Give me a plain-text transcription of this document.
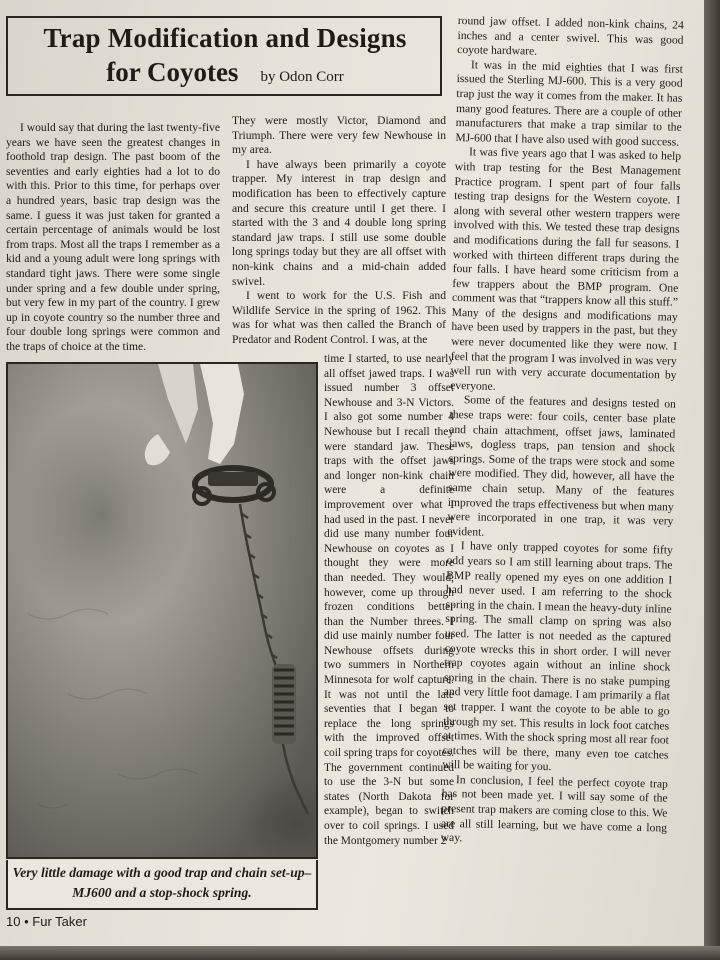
Trap Modification and Designs
for Coyotes by Odon Corr

I would say that during the last twenty-five years we have seen the greatest changes in foothold trap design. The past boom of the seventies and early eighties had a lot to do with this. Prior to this time, for perhaps over a hundred years, basic trap design was the same. I guess it was just taken for granted a certain percentage of animals would be lost from traps. Most all the traps I remember as a kid and a young adult were long springs with standard tight jaws. There were some single under spring and a few double under spring, but very few in my part of the country. I grew up in coyote country so the number three and four double long springs were common and the traps of choice at the time.

They were mostly Victor, Diamond and Triumph. There were very few Newhouse in my area.

I have always been primarily a coyote trapper. My interest in trap design and modification has been to effectively capture and secure this creature until I get there. I started with the 3 and 4 double long spring standard jaw traps. I still use some double long springs today but they are all offset with non-kink chains and a mid-chain added swivel.

I went to work for the U.S. Fish and Wildlife Service in the spring of 1962. This was for what was then called the Branch of Predator and Rodent Control. I was, at the

time I started, to use nearly all offset jawed traps. I was issued number 3 offset Newhouse and 3-N Victors. I also got some number 4 Newhouse but I recall they were standard jaw. These traps with the offset jaws and longer non-kink chain were a definite improvement over what I had used in the past. I never did use many number four Newhouse on coyotes as I thought they were more than needed. They would, however, come up through frozen conditions better than the Number threes. I did use mainly number four Newhouse offsets during two summers in Northern Minnesota for wolf capture. It was not until the late seventies that I began to replace the long springs with the improved offset coil spring traps for coyotes. The government continued to use the 3-N but some states (North Dakota for example), began to switch over to coil springs. I used the Montgomery number 2

round jaw offset. I added non-kink chains, 24 inches and a center swivel. This was good coyote hardware.

It was in the mid eighties that I was first issued the Sterling MJ-600. This is a very good trap just the way it comes from the maker. It has many good features. There are a couple of other manufacturers that make a trap similar to the MJ-600 that I have also used with good success.

It was five years ago that I was asked to help with trap testing for the Best Management Practice program. I spent part of four falls testing trap designs for the Western coyote. I along with several other western trappers were involved with this. We tested these trap designs and modifications during the fall fur seasons. I worked with thirteen different traps during the four falls. I have heard some criticism from a few trappers about the BMP program. One comment was that “trappers know all this stuff.” Many of the designs and modifications may have been used by trappers in the past, but they were never documented like they were now. I feel that the program I was involved in was very well run with very accurate documentation by everyone.

Some of the features and designs tested on these traps were: four coils, center base plate and chain attachment, offset jaws, laminated jaws, dogless traps, pan tension and shock springs. Some of the traps were stock and some were modified. They did, however, all have the same chain setup. Many of the features improved the traps effectiveness but when many were incorporated in one trap, it was very evident.

I have only trapped coyotes for some fifty odd years so I am still learning about traps. The BMP really opened my eyes on one addition I had never used. I am referring to the shock spring in the chain. I mean the heavy-duty inline spring. The small clamp on spring was also used. The latter is not needed as the captured coyote wrecks this in short order. I will never trap coyotes again without an inline shock spring in the chain. There is no stake pumping and very little foot damage. I am primarily a flat set trapper. I want the coyote to be able to go through my set. This results in lock foot catches at times. With the shock spring most all rear foot catches will be there, many even toe catches will be waiting for you.

In conclusion, I feel the perfect coyote trap has not been made yet. I will say some of the present trap makers are coming close to this. We are all still learning, but we have come a long way.

Very little damage with a good trap and chain set-up–MJ600 and a stop-shock spring.
10 • Fur Taker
━━━
[Exercise prompt]:
Repeat the material above word for word, please, apart from its images.

[Task response]:
Give me a plain-text transcription of this document.
Trap Modification and Designs
for Coyotes by Odon Corr

I would say that during the last twenty-five years we have seen the greatest changes in foothold trap design. The past boom of the seventies and early eighties had a lot to do with this. Prior to this time, for perhaps over a hundred years, basic trap design was the same. I guess it was just taken for granted a certain percentage of animals would be lost from traps. Most all the traps I remember as a kid and a young adult were long springs with standard tight jaws. There were some single under spring and a few double under spring, but very few in my part of the country. I grew up in coyote country so the number three and four double long springs were common and the traps of choice at the time.

They were mostly Victor, Diamond and Triumph. There were very few Newhouse in my area.

I have always been primarily a coyote trapper. My interest in trap design and modification has been to effectively capture and secure this creature until I get there. I started with the 3 and 4 double long spring standard jaw traps. I still use some double long springs today but they are all offset with non-kink chains and a mid-chain added swivel.

I went to work for the U.S. Fish and Wildlife Service in the spring of 1962. This was for what was then called the Branch of Predator and Rodent Control. I was, at the

time I started, to use nearly all offset jawed traps. I was issued number 3 offset Newhouse and 3-N Victors. I also got some number 4 Newhouse but I recall they were standard jaw. These traps with the offset jaws and longer non-kink chain were a definite improvement over what I had used in the past. I never did use many number four Newhouse on coyotes as I thought they were more than needed. They would, however, come up through frozen conditions better than the Number threes. I did use mainly number four Newhouse offsets during two summers in Northern Minnesota for wolf capture. It was not until the late seventies that I began to replace the long springs with the improved offset coil spring traps for coyotes. The government continued to use the 3-N but some states (North Dakota for example), began to switch over to coil springs. I used the Montgomery number 2

round jaw offset. I added non-kink chains, 24 inches and a center swivel. This was good coyote hardware.

It was in the mid eighties that I was first issued the Sterling MJ-600. This is a very good trap just the way it comes from the maker. It has many good features. There are a couple of other manufacturers that make a trap similar to the MJ-600 that I have also used with good success.

It was five years ago that I was asked to help with trap testing for the Best Management Practice program. I spent part of four falls testing trap designs for the Western coyote. I along with several other western trappers were involved with this. We tested these trap designs and modifications during the fall fur seasons. I worked with thirteen different traps during the four falls. I have heard some criticism from a few trappers about the BMP program. One comment was that “trappers know all this stuff.” Many of the designs and modifications may have been used by trappers in the past, but they were never documented like they were now. I feel that the program I was involved in was very well run with very accurate documentation by everyone.

Some of the features and designs tested on these traps were: four coils, center base plate and chain attachment, offset jaws, laminated jaws, dogless traps, pan tension and shock springs. Some of the traps were stock and some were modified. They did, however, all have the same chain setup. Many of the features improved the traps effectiveness but when many were incorporated in one trap, it was very evident.

I have only trapped coyotes for some fifty odd years so I am still learning about traps. The BMP really opened my eyes on one addition I had never used. I am referring to the shock spring in the chain. I mean the heavy-duty inline spring. The small clamp on spring was also used. The latter is not needed as the captured coyote wrecks this in short order. I will never trap coyotes again without an inline shock spring in the chain. There is no stake pumping and very little foot damage. I am primarily a flat set trapper. I want the coyote to be able to go through my set. This results in lock foot catches at times. With the shock spring most all rear foot catches will be there, many even toe catches will be waiting for you.

In conclusion, I feel the perfect coyote trap has not been made yet. I will say some of the present trap makers are coming close to this. We are all still learning, but we have come a long way.

Very little damage with a good trap and chain set-up–MJ600 and a stop-shock spring.
10 • Fur Taker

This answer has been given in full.